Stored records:
▼
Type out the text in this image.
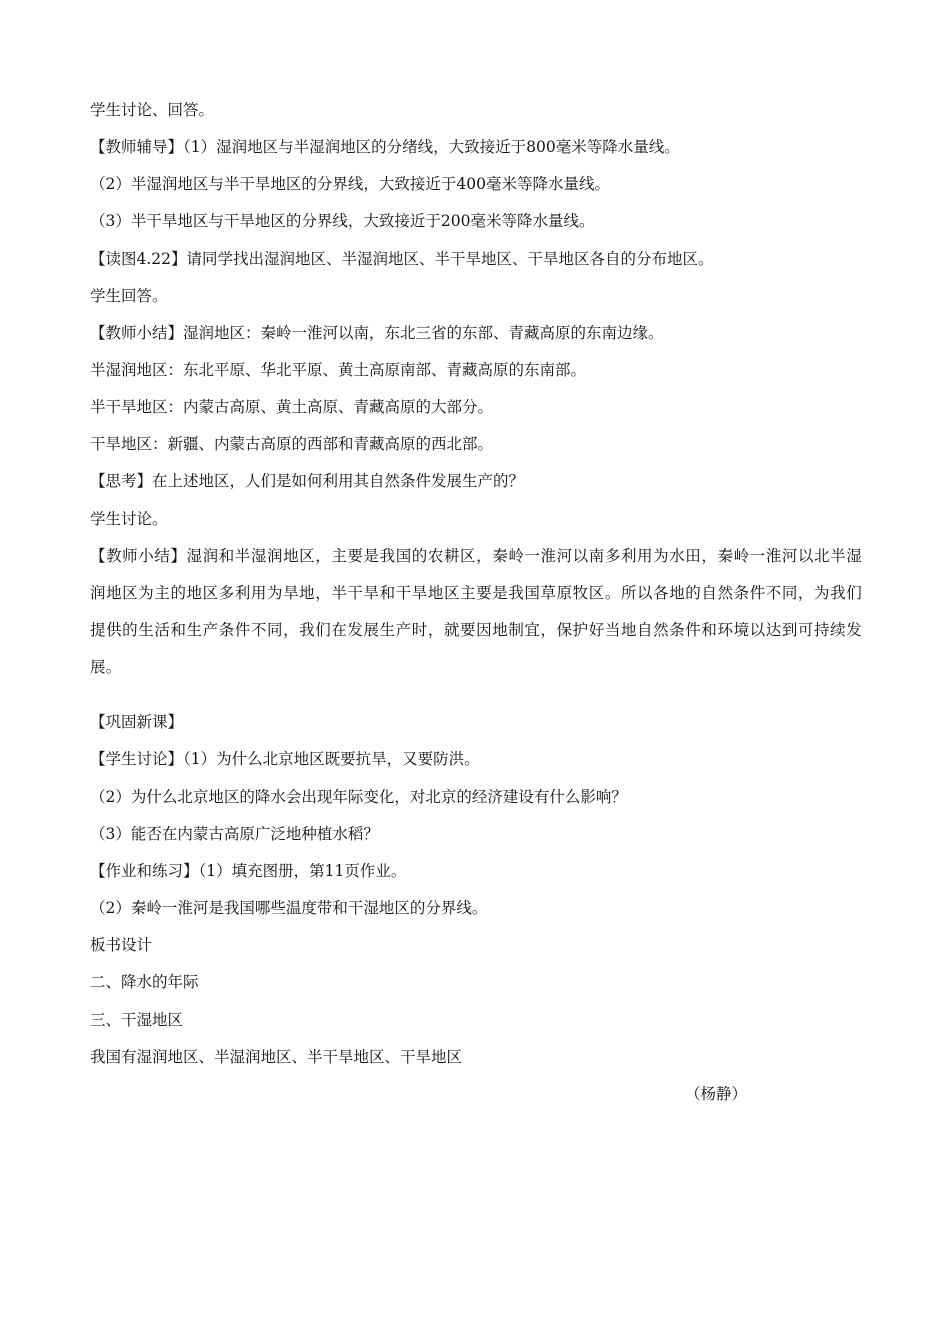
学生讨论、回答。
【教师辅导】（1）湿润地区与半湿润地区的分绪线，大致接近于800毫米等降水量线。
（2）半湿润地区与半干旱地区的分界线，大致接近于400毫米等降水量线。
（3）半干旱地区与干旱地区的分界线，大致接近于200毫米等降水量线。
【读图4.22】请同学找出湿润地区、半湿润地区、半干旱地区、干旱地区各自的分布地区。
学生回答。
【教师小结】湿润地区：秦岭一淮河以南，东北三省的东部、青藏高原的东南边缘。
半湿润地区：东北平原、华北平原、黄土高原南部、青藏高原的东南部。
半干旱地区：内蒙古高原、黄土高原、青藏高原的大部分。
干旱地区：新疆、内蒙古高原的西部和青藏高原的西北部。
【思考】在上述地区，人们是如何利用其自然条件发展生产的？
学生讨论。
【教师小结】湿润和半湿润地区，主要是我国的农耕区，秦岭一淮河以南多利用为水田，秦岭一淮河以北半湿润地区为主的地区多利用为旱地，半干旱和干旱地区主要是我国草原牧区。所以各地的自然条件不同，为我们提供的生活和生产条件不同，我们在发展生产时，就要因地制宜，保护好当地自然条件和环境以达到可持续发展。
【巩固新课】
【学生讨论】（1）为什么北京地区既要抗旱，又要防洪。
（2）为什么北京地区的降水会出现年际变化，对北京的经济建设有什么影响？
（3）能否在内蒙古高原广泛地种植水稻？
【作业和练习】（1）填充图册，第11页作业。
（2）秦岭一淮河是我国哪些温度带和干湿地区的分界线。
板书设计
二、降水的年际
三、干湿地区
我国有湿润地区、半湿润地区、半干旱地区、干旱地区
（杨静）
▲
> [What is asked] Write out every entry again word for word, without any of the pictures.

> [Answer to this exercise]
Type out the text in this image.
学生讨论、回答。
【教师辅导】（1）湿润地区与半湿润地区的分绪线，大致接近于800毫米等降水量线。
（2）半湿润地区与半干旱地区的分界线，大致接近于400毫米等降水量线。
（3）半干旱地区与干旱地区的分界线，大致接近于200毫米等降水量线。
【读图4.22】请同学找出湿润地区、半湿润地区、半干旱地区、干旱地区各自的分布地区。
学生回答。
【教师小结】湿润地区：秦岭一淮河以南，东北三省的东部、青藏高原的东南边缘。
半湿润地区：东北平原、华北平原、黄土高原南部、青藏高原的东南部。
半干旱地区：内蒙古高原、黄土高原、青藏高原的大部分。
干旱地区：新疆、内蒙古高原的西部和青藏高原的西北部。
【思考】在上述地区，人们是如何利用其自然条件发展生产的？
学生讨论。
【教师小结】湿润和半湿润地区，主要是我国的农耕区，秦岭一淮河以南多利用为水田，秦岭一淮河以北半湿润地区为主的地区多利用为旱地，半干旱和干旱地区主要是我国草原牧区。所以各地的自然条件不同，为我们提供的生活和生产条件不同，我们在发展生产时，就要因地制宜，保护好当地自然条件和环境以达到可持续发展。
【巩固新课】
【学生讨论】（1）为什么北京地区既要抗旱，又要防洪。
（2）为什么北京地区的降水会出现年际变化，对北京的经济建设有什么影响？
（3）能否在内蒙古高原广泛地种植水稻？
【作业和练习】（1）填充图册，第11页作业。
（2）秦岭一淮河是我国哪些温度带和干湿地区的分界线。
板书设计
二、降水的年际
三、干湿地区
我国有湿润地区、半湿润地区、半干旱地区、干旱地区
（杨静）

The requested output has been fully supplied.